→ **Data provided**
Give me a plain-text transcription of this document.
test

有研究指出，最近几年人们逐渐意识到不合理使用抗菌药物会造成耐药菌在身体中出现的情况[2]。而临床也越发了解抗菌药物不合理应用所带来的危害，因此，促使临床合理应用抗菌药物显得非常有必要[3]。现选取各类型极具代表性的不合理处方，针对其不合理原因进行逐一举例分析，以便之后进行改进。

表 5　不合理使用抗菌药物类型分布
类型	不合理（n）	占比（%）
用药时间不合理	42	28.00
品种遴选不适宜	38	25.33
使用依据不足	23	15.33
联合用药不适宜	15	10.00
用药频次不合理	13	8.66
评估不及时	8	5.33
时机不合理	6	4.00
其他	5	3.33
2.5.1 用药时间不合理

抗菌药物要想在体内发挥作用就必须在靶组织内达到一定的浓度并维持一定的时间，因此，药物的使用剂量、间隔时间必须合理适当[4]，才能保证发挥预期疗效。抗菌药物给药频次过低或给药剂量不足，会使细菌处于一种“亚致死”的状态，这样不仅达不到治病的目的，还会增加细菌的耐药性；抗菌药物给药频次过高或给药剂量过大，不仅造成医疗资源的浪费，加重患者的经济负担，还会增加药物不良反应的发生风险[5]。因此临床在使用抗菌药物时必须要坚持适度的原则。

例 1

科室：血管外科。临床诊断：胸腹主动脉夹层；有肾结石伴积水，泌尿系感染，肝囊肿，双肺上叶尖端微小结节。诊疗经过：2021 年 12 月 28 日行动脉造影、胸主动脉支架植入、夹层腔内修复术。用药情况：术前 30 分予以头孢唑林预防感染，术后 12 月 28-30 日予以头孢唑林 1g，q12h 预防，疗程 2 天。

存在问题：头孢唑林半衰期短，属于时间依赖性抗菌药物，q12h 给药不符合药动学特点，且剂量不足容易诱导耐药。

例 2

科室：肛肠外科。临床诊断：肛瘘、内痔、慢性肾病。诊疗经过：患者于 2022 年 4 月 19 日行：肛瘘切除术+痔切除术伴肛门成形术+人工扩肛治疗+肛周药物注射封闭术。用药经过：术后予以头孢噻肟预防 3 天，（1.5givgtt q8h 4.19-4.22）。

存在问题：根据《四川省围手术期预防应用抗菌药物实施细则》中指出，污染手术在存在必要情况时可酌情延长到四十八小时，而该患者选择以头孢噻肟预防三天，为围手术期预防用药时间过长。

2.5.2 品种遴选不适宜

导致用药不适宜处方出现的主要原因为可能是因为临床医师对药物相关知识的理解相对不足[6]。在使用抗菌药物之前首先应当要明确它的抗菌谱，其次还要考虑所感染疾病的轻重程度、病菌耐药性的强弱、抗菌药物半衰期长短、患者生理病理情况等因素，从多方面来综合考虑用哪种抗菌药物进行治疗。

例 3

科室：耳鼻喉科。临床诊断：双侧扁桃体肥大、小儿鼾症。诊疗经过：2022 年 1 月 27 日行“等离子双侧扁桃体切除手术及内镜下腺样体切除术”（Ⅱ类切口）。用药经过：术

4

* * *

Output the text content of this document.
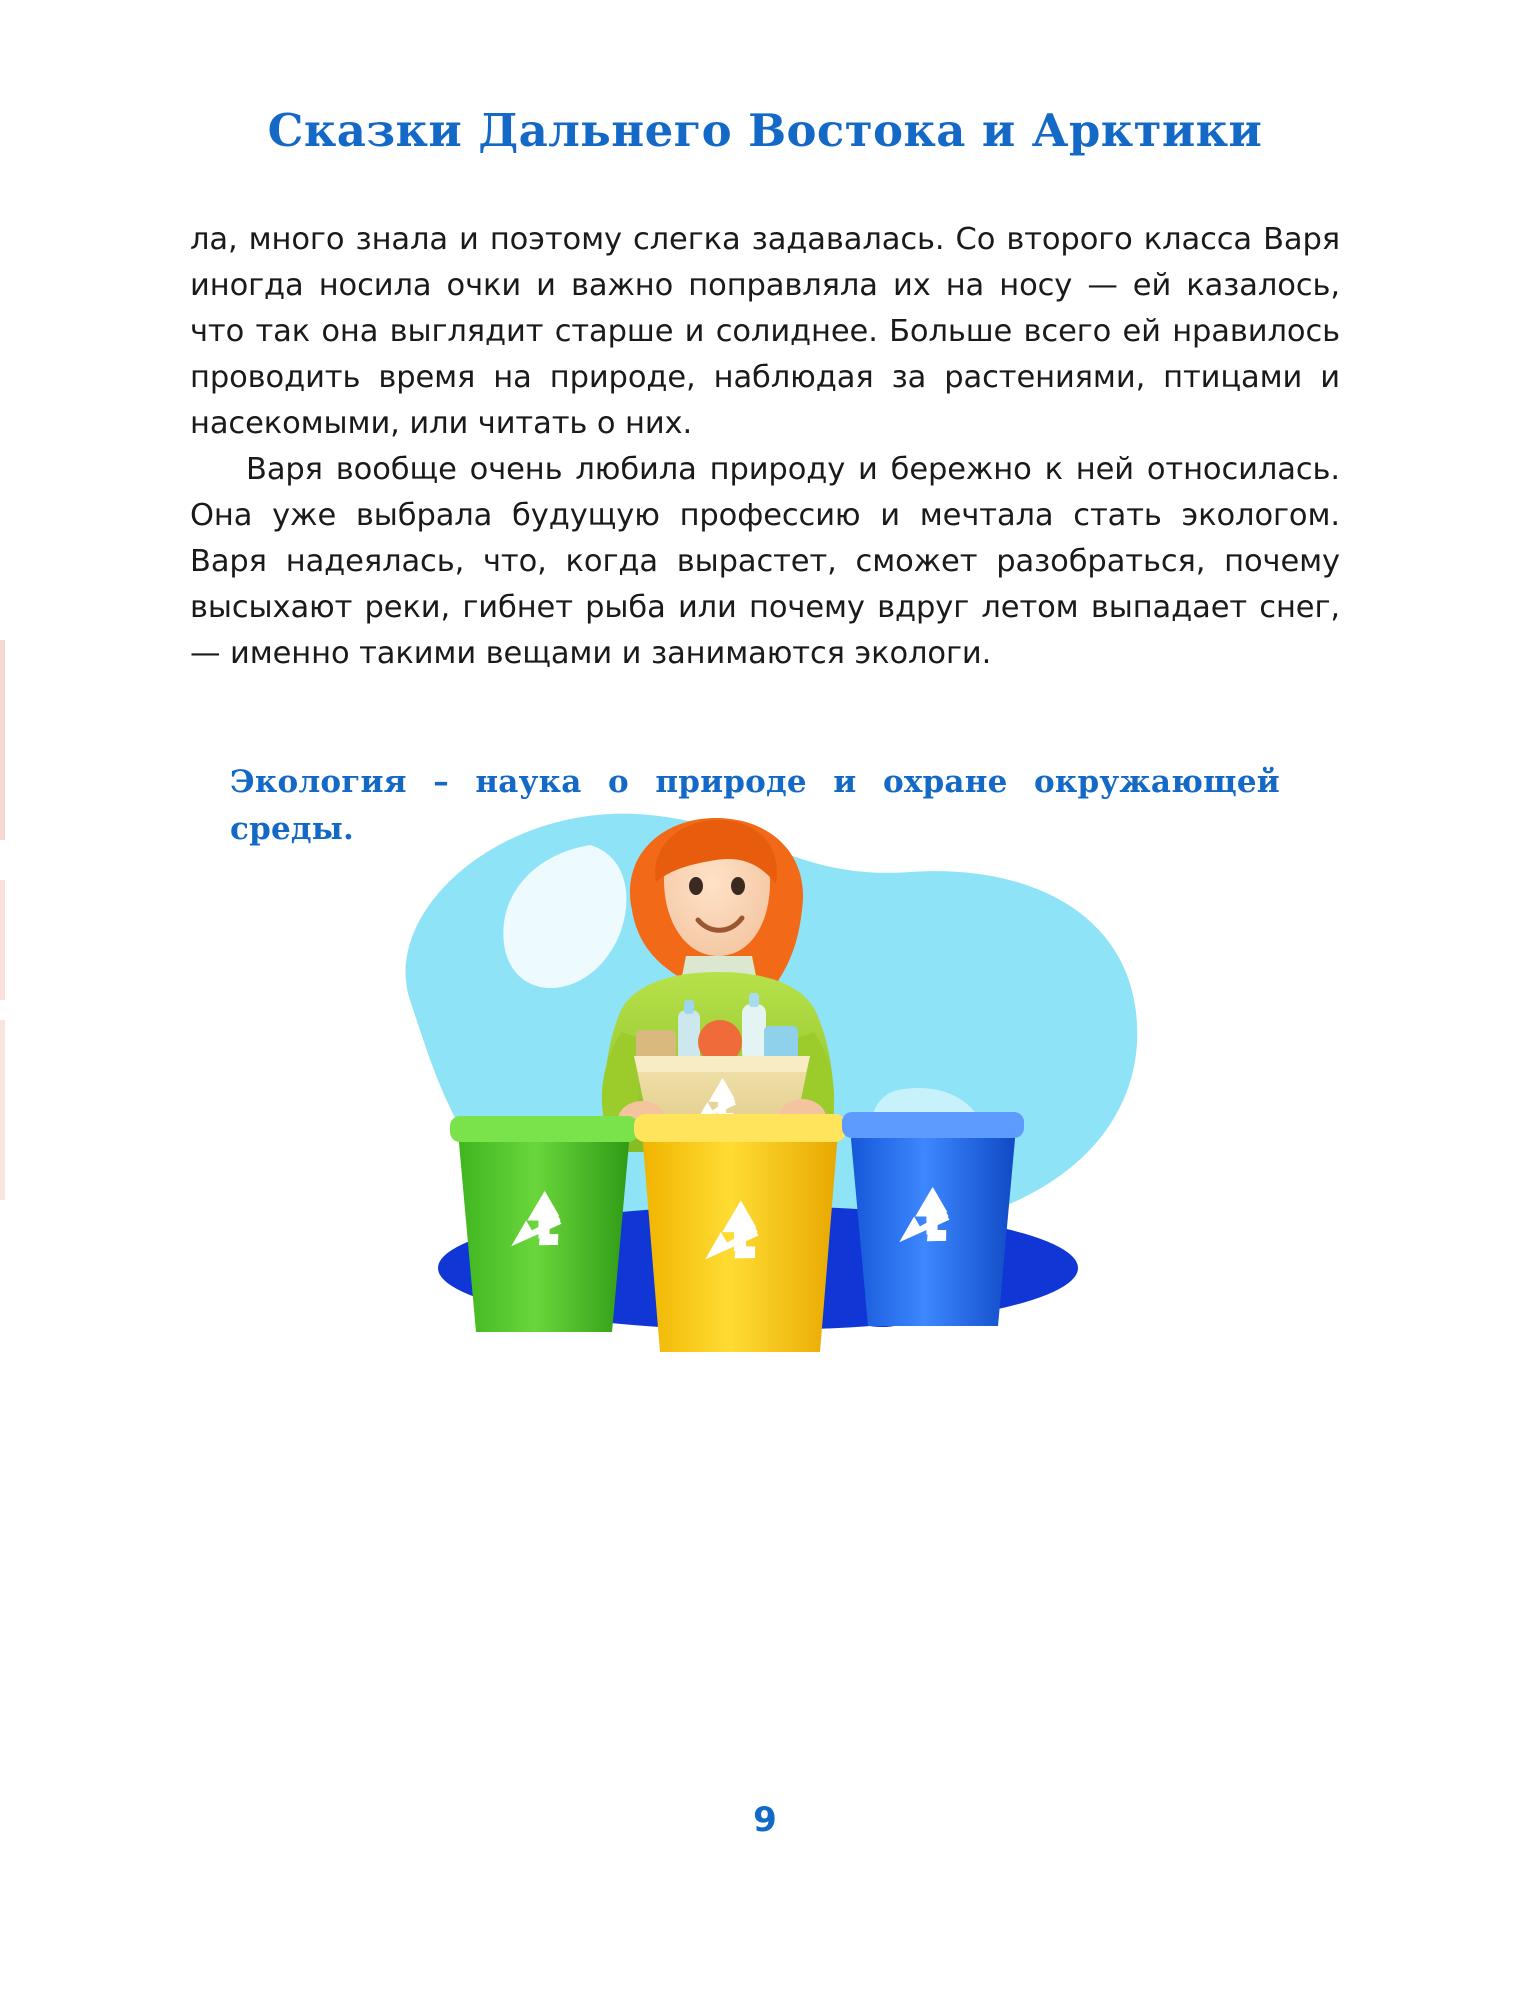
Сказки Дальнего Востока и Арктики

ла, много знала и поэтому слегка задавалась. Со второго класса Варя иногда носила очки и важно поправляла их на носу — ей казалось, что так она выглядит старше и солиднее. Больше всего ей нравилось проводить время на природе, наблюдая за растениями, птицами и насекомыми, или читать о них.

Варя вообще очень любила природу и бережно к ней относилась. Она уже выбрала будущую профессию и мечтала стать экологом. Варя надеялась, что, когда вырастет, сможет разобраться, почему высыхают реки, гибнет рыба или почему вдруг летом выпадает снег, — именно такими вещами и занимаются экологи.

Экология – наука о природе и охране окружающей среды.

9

→ **What is needed**
From the entries above, copy out every line where the string "存在问题" appears.

→ **Solved exercise**
存在问题：头孢唑林半衰期短，属于时间依赖性抗菌药物，q12h 给药不符合药动学特点，且剂量不足容易诱导耐药。
存在问题：根据《四川省围手术期预防应用抗菌药物实施细则》中指出，污染手术在存在必要情况时可酌情延长到四十八小时，而该患者选择以头孢噻肟预防三天，为围手术期预防用药时间过长。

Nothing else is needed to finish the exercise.